* **WRITTEN PROBLEM**
Identify the lines that contain the string "table", then copy each of them.

* **RECORDS SHOWN**
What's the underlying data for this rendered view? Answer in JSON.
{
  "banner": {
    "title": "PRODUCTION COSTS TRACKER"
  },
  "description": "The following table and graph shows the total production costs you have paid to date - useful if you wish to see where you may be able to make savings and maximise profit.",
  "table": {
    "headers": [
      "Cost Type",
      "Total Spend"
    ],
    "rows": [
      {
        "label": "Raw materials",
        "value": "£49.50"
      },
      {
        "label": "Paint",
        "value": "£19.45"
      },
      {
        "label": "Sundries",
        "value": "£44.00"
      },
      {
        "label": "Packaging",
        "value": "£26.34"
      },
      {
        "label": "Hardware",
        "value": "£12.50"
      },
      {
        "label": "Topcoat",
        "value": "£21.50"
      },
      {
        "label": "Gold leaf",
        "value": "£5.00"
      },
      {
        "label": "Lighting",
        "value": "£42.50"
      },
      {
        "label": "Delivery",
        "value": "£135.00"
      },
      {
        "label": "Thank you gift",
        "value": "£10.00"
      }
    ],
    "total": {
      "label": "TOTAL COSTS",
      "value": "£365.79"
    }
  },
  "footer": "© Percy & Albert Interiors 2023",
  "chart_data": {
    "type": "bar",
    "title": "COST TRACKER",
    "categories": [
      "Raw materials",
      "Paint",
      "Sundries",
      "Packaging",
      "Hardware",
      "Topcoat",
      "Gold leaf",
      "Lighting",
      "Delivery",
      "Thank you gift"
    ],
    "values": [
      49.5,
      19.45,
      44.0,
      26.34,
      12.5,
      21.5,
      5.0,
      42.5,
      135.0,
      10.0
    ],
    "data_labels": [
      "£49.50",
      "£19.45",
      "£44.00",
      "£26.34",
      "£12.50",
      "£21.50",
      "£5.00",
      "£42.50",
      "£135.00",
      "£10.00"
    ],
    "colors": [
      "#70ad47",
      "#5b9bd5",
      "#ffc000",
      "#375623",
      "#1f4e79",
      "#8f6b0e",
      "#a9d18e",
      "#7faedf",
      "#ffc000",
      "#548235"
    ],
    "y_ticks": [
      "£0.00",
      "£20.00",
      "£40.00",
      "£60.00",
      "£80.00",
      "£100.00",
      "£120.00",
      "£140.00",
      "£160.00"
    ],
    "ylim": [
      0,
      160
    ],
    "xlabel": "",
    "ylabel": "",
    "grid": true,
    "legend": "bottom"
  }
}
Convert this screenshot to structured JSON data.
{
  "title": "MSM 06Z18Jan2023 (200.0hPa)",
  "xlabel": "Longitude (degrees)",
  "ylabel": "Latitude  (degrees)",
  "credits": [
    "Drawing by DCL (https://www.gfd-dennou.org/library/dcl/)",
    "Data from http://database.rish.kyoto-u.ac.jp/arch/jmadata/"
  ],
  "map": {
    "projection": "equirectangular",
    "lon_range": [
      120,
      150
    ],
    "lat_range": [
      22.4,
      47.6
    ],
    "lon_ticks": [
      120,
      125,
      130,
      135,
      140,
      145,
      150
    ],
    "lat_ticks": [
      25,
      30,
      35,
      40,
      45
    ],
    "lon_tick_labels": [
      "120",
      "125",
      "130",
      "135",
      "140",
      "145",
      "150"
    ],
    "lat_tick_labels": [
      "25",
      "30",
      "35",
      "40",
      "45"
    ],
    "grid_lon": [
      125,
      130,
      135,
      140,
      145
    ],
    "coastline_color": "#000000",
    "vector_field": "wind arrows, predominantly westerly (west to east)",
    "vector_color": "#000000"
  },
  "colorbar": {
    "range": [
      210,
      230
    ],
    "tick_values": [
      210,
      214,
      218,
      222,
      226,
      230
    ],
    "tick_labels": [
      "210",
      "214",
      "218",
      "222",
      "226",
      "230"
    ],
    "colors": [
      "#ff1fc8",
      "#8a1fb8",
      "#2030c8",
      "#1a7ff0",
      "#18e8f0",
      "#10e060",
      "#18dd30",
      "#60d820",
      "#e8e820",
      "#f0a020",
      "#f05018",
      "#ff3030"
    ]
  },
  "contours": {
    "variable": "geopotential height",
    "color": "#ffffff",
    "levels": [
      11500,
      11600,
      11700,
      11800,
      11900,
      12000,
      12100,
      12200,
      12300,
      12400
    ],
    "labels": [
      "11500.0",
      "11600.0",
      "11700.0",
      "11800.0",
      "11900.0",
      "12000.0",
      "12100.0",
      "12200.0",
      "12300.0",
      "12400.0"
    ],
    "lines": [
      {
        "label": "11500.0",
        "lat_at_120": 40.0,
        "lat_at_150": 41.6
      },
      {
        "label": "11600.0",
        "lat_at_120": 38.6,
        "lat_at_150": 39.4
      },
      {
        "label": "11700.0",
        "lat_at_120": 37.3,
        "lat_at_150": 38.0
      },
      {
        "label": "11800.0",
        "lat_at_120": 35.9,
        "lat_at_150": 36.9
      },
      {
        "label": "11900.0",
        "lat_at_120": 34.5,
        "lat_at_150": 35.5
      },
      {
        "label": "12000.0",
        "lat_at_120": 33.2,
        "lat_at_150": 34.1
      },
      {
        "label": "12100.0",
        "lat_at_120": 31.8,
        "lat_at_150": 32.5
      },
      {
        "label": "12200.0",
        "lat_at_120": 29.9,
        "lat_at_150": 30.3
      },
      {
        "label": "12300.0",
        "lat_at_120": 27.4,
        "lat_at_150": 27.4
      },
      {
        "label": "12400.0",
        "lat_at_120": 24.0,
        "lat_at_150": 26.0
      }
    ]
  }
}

* **OUTPUT OF THE EXERCISE**
  "description": "The following table and graph shows the total production costs you have paid to date - useful if you wish to see where you may be able to make savings and maximise profit.",
  "table": {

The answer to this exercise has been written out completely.